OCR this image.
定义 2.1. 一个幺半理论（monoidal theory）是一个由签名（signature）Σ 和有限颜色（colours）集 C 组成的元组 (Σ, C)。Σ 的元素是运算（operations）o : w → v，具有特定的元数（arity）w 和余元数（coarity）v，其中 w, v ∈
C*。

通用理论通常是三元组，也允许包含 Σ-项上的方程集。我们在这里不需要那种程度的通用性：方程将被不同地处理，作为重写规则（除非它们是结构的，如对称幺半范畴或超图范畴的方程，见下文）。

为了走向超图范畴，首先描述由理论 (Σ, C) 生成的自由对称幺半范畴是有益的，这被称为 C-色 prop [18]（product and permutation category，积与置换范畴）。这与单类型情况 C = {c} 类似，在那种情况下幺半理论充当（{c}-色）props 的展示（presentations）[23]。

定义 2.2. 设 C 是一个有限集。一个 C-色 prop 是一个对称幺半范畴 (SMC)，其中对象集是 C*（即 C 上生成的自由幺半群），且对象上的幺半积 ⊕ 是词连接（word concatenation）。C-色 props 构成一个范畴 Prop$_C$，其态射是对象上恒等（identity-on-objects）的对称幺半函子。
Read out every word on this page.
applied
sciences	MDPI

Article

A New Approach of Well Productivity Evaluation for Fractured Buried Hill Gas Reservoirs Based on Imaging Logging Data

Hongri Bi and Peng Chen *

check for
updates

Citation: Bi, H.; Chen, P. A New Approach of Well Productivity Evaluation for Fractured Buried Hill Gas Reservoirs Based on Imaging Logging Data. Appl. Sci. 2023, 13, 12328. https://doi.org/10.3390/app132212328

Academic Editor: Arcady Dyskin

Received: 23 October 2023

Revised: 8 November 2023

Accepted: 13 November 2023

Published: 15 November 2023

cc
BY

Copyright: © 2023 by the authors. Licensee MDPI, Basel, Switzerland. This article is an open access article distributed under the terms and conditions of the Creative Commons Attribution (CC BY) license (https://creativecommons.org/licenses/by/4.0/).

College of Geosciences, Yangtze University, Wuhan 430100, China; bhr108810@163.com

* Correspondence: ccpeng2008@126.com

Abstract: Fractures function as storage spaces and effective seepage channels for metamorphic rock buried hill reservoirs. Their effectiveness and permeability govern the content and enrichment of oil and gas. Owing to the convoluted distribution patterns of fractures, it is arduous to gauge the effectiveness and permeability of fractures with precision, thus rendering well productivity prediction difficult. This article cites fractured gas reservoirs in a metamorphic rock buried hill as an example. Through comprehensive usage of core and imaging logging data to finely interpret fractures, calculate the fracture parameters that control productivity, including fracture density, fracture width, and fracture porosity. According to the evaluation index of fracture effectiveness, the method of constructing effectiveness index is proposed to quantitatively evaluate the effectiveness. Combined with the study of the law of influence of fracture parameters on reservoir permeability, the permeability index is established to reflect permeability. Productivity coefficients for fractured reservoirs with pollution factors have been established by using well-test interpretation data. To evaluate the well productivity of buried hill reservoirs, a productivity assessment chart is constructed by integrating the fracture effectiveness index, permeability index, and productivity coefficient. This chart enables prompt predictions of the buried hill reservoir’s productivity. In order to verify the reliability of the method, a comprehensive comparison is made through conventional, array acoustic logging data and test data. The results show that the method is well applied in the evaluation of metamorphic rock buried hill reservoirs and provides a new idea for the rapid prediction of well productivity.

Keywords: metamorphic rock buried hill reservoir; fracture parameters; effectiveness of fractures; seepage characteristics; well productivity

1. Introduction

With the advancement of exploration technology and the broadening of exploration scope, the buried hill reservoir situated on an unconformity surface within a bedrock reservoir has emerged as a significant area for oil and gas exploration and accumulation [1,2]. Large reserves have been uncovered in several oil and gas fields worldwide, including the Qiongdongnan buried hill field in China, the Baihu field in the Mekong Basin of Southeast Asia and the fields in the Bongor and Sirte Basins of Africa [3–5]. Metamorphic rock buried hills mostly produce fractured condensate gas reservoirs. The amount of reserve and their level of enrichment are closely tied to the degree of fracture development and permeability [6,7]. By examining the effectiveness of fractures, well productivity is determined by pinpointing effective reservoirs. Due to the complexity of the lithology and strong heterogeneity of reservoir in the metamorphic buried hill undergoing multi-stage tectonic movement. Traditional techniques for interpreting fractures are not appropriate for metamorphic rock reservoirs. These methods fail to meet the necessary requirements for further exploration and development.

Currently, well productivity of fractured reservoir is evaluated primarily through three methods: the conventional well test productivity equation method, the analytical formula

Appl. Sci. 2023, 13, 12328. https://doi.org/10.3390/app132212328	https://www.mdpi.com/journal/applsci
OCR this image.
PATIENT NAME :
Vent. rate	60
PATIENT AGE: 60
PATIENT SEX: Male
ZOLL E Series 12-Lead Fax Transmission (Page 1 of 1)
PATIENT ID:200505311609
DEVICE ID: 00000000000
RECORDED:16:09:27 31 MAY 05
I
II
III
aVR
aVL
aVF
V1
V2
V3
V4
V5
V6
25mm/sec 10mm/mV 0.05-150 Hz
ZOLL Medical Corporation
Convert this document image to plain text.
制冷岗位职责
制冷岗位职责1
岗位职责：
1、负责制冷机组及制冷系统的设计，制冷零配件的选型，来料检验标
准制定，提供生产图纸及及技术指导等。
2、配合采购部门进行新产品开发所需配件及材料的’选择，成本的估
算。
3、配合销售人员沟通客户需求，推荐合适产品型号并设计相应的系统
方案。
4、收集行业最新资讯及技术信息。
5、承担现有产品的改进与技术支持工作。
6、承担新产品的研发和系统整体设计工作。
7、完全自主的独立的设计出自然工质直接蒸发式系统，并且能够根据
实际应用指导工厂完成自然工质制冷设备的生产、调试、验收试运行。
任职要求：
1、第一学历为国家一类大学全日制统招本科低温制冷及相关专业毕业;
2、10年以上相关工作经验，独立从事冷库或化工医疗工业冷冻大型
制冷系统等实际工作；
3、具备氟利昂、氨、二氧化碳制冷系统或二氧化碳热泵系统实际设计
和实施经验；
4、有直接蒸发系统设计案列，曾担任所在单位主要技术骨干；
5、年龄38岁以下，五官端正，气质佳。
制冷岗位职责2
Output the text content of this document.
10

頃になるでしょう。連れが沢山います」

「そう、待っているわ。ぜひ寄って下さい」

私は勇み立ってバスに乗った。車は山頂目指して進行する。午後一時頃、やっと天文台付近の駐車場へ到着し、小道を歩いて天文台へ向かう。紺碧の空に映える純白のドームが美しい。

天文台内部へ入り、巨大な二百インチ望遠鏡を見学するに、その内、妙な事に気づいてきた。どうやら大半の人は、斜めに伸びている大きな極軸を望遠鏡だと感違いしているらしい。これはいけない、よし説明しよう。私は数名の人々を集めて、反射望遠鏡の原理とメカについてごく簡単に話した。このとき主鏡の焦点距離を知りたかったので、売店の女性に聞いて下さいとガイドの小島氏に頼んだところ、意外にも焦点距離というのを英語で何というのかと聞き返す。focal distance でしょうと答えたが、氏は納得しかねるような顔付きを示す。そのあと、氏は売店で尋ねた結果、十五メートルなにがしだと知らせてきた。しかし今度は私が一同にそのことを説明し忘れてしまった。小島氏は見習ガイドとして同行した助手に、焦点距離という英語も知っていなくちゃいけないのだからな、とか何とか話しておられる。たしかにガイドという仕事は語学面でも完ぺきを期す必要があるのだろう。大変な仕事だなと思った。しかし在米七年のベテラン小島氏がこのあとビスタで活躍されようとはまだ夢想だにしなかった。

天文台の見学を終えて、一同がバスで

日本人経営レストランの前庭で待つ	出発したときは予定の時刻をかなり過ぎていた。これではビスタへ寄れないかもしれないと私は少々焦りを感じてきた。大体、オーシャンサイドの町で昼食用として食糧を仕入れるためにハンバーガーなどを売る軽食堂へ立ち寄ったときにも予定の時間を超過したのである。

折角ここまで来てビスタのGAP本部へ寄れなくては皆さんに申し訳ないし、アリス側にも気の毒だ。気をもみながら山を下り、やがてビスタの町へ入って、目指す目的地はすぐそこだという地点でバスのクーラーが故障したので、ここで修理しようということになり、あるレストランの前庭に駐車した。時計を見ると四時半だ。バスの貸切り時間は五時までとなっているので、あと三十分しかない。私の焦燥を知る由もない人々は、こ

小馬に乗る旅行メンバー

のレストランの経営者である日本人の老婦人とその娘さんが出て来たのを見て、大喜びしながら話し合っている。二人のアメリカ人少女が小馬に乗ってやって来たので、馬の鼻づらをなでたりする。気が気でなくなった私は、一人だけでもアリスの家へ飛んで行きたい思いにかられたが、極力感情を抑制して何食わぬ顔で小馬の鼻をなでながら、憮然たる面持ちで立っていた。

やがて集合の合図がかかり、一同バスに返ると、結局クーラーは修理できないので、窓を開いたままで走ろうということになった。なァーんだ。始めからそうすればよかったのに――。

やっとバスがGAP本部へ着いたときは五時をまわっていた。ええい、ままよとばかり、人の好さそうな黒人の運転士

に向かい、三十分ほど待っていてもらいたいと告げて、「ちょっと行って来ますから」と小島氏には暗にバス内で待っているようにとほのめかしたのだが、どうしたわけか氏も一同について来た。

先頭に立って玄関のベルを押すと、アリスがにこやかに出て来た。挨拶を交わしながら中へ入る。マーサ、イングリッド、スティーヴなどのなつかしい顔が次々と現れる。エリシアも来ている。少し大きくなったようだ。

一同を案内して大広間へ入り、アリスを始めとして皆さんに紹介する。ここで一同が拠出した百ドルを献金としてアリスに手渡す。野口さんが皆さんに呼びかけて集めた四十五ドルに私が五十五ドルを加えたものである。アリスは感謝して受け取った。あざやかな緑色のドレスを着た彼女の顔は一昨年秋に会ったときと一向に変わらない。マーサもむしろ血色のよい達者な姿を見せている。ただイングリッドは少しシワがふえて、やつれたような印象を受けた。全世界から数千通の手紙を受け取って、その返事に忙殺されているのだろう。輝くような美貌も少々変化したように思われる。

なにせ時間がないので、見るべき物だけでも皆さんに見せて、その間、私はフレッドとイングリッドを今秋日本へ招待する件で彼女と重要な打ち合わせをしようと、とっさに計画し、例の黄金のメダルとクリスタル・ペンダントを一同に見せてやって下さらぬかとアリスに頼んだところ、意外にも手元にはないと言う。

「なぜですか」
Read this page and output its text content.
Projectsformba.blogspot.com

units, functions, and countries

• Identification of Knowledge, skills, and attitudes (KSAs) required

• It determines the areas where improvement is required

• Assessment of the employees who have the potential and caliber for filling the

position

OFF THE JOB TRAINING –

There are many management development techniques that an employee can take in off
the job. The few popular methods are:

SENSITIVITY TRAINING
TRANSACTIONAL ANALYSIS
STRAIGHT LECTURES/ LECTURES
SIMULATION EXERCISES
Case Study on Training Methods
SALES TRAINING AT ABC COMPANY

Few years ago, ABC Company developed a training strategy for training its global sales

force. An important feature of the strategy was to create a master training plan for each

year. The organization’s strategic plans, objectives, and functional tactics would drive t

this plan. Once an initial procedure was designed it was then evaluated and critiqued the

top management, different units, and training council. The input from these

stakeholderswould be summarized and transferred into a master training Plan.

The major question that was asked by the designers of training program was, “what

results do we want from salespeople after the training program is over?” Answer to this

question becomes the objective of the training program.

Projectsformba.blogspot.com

■ Exercise objective
Report each line in the data that holds the word "ZOLL".

■ Exercise output
ZOLL E Series 12-Lead Fax Transmission (Page 1 of 1)
ZOLL Medical Corporation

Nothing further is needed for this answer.